PROBLEM TO WORK ON
Which lines in the records below contain the word "Frame"? Copy each of them.

|---|

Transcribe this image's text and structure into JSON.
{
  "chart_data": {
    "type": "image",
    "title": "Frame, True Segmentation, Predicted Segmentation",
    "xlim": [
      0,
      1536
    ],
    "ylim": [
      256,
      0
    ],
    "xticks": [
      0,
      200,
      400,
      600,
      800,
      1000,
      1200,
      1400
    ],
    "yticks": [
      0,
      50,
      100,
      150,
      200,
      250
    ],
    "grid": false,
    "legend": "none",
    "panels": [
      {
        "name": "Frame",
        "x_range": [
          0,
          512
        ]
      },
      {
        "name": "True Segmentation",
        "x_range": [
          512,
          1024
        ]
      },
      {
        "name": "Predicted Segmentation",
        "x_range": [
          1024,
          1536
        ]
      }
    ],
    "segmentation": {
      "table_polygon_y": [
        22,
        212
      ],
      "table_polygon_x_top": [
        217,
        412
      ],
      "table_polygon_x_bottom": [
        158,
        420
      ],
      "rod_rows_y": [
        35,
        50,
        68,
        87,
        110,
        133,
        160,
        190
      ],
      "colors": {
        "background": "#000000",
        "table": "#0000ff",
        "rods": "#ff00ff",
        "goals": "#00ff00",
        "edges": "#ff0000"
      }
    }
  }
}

|---|

RESULT OF THE TASK
    "title": "Frame, True Segmentation, Predicted Segmentation",
        "name": "Frame",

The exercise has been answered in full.